_Your instructions:_ List all lines of the data that include the string "blue".

━━━━━ Data shown

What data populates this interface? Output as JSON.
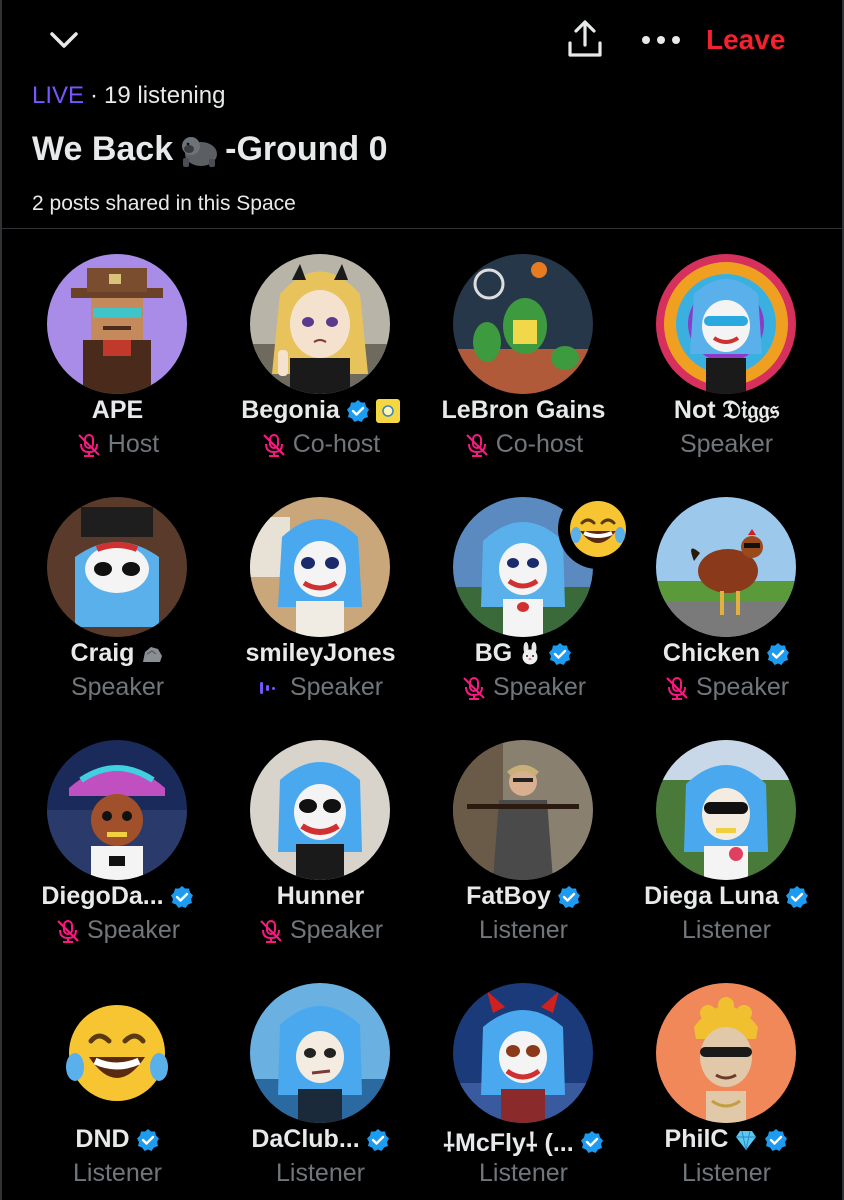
{
  "header": {
    "leave_label": "Leave",
    "icons": {
      "collapse": "chevron-down-icon",
      "share": "share-icon",
      "more": "more-icon"
    }
  },
  "space": {
    "live_label": "LIVE",
    "separator": "·",
    "listening": "19 listening",
    "title_part1": "We Back",
    "title_emoji": "gorilla-emoji",
    "title_part2": "-Ground 0",
    "shared_posts": "2 posts shared in this Space"
  },
  "colors": {
    "background": "#000000",
    "live": "#7856ff",
    "leave": "#f4212e",
    "muted_mic": "#f91880",
    "verified": "#1d9bf0",
    "secondary_text": "#71767b",
    "primary_text": "#e7e9ea"
  },
  "participants": [
    {
      "name": "APE",
      "role": "Host",
      "verified": false,
      "mic": "muted",
      "badge": "",
      "avatar": "pixel-cowboy"
    },
    {
      "name": "Begonia",
      "role": "Co-host",
      "verified": true,
      "mic": "muted",
      "badge": "sun-badge",
      "avatar": "anime-girl"
    },
    {
      "name": "LeBron Gains",
      "role": "Co-host",
      "verified": false,
      "mic": "muted",
      "badge": "",
      "avatar": "basketball-frog"
    },
    {
      "name": "Not 𝔇𝔦𝔤𝔤𝔰",
      "role": "Speaker",
      "verified": false,
      "mic": "none",
      "badge": "",
      "avatar": "tie-dye-clown"
    },
    {
      "name": "Craig",
      "role": "Speaker",
      "verified": false,
      "mic": "none",
      "badge": "rock-emoji",
      "avatar": "masked-clown"
    },
    {
      "name": "smileyJones",
      "role": "Speaker",
      "verified": false,
      "mic": "speaking",
      "badge": "",
      "avatar": "clown-blue-hair"
    },
    {
      "name": "BG",
      "role": "Speaker",
      "verified": true,
      "mic": "muted",
      "badge": "rabbit-emoji",
      "avatar": "bunny-clown",
      "reaction": "laughing-emoji"
    },
    {
      "name": "Chicken",
      "role": "Speaker",
      "verified": true,
      "mic": "muted",
      "badge": "",
      "avatar": "chicken"
    },
    {
      "name": "DiegoDa...",
      "role": "Speaker",
      "verified": true,
      "mic": "muted",
      "badge": "",
      "avatar": "bucket-hat"
    },
    {
      "name": "Hunner",
      "role": "Speaker",
      "verified": false,
      "mic": "muted",
      "badge": "",
      "avatar": "clown-shades"
    },
    {
      "name": "FatBoy",
      "role": "Listener",
      "verified": true,
      "mic": "none",
      "badge": "",
      "avatar": "man-rifle"
    },
    {
      "name": "Diega Luna",
      "role": "Listener",
      "verified": true,
      "mic": "none",
      "badge": "",
      "avatar": "blue-hair-sunglasses"
    },
    {
      "name": "DND",
      "role": "Listener",
      "verified": true,
      "mic": "none",
      "badge": "",
      "avatar": "laughing-emoji"
    },
    {
      "name": "DaClub...",
      "role": "Listener",
      "verified": true,
      "mic": "none",
      "badge": "",
      "avatar": "blue-hair-beach"
    },
    {
      "name": "⸸McFly⸸ (...",
      "role": "Listener",
      "verified": true,
      "mic": "none",
      "badge": "",
      "avatar": "devil-clown"
    },
    {
      "name": "PhilC",
      "role": "Listener",
      "verified": true,
      "mic": "none",
      "badge": "diamond-emoji",
      "avatar": "gold-hair-cartoon"
    }
  ]
}
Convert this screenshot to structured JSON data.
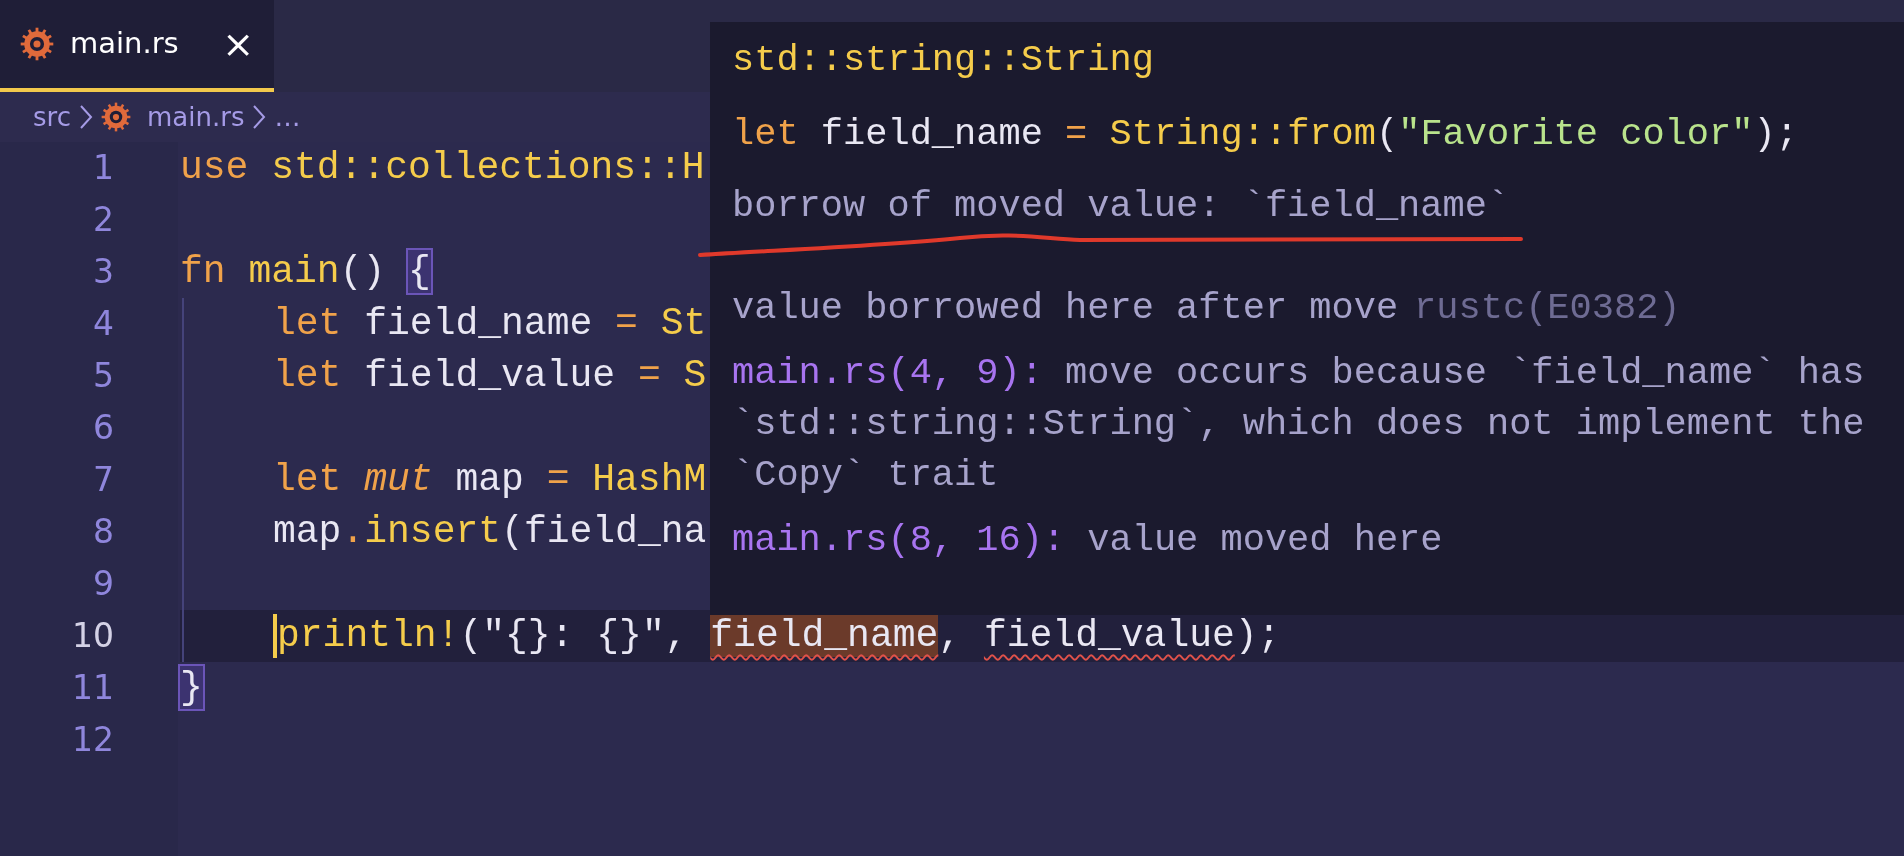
{
  "tabs": [
    {
      "label": "main.rs",
      "selected": true,
      "close": "×"
    }
  ],
  "breadcrumb": [
    {
      "label": "src",
      "icon": false
    },
    {
      "label": "main.rs",
      "icon": true
    },
    {
      "label": "…",
      "icon": false
    }
  ],
  "lines": [
    {
      "number": "1",
      "current": false,
      "indented": false,
      "tokens": [
        {
          "text": "use ",
          "kind": "keyword"
        },
        {
          "text": "std::collections::H",
          "kind": "type"
        }
      ]
    },
    {
      "number": "2",
      "current": false,
      "indented": false
    },
    {
      "number": "3",
      "current": false,
      "indented": false,
      "tokens": [
        {
          "text": "fn ",
          "kind": "keyword"
        },
        {
          "text": "main",
          "kind": "function"
        },
        {
          "text": "() ",
          "kind": "punct"
        },
        {
          "text": "{",
          "kind": "brace_match"
        }
      ]
    },
    {
      "number": "4",
      "current": false,
      "indented": true,
      "tokens": [
        {
          "text": "let ",
          "kind": "keyword"
        },
        {
          "text": "field_name ",
          "kind": "variable"
        },
        {
          "text": "= ",
          "kind": "operator"
        },
        {
          "text": "St",
          "kind": "type"
        }
      ]
    },
    {
      "number": "5",
      "current": false,
      "indented": true,
      "tokens": [
        {
          "text": "let ",
          "kind": "keyword"
        },
        {
          "text": "field_value ",
          "kind": "variable"
        },
        {
          "text": "= ",
          "kind": "operator"
        },
        {
          "text": "S",
          "kind": "type"
        }
      ]
    },
    {
      "number": "6",
      "current": false,
      "indented": true
    },
    {
      "number": "7",
      "current": false,
      "indented": true,
      "tokens": [
        {
          "text": "let ",
          "kind": "keyword"
        },
        {
          "text": "mut ",
          "kind": "keyword_italic"
        },
        {
          "text": "map ",
          "kind": "variable"
        },
        {
          "text": "= ",
          "kind": "operator"
        },
        {
          "text": "HashM",
          "kind": "type"
        }
      ]
    },
    {
      "number": "8",
      "current": false,
      "indented": true,
      "tokens": [
        {
          "text": "map",
          "kind": "variable"
        },
        {
          "text": ".",
          "kind": "operator"
        },
        {
          "text": "insert",
          "kind": "function"
        },
        {
          "text": "(",
          "kind": "punct"
        },
        {
          "text": "field_na",
          "kind": "variable"
        }
      ]
    },
    {
      "number": "9",
      "current": false,
      "indented": true
    },
    {
      "number": "10",
      "current": true,
      "indented": true,
      "tokens": [
        {
          "text": "println!",
          "kind": "function"
        },
        {
          "text": "(",
          "kind": "punct"
        },
        {
          "text": "\"{}: {}\"",
          "kind": "format"
        },
        {
          "text": ", ",
          "kind": "punct"
        },
        {
          "text": "field_name",
          "kind": "error_highlighted"
        },
        {
          "text": ", ",
          "kind": "punct"
        },
        {
          "text": "field_value",
          "kind": "error"
        },
        {
          "text": ");",
          "kind": "punct"
        }
      ]
    },
    {
      "number": "11",
      "current": false,
      "indented": false,
      "tokens": [
        {
          "text": "}",
          "kind": "brace_match"
        }
      ]
    },
    {
      "number": "12",
      "current": false,
      "indented": false
    }
  ],
  "hover": {
    "type_signature": "std::string::String",
    "code": [
      {
        "text": "let ",
        "kind": "keyword"
      },
      {
        "text": "field_name ",
        "kind": "variable"
      },
      {
        "text": "= ",
        "kind": "operator"
      },
      {
        "text": "String::from",
        "kind": "type"
      },
      {
        "text": "(",
        "kind": "punct"
      },
      {
        "text": "\"Favorite color\"",
        "kind": "string"
      },
      {
        "text": ");",
        "kind": "punct"
      }
    ],
    "message": "borrow of moved value: `field_name`",
    "detail": "value borrowed here after move",
    "source": "rustc(E0382)",
    "related": [
      {
        "location": "main.rs(4, 9):",
        "lines": [
          "move occurs because `field_name` has",
          "`std::string::String`, which does not implement the",
          "`Copy` trait"
        ]
      },
      {
        "location": "main.rs(8, 16):",
        "lines": [
          "value moved here"
        ]
      }
    ]
  }
}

━━━━━━━━━━

_Solution:_
      "avatar": "clown-blue-hair"
      "avatar": "blue-hair-sunglasses"
      "avatar": "blue-hair-beach"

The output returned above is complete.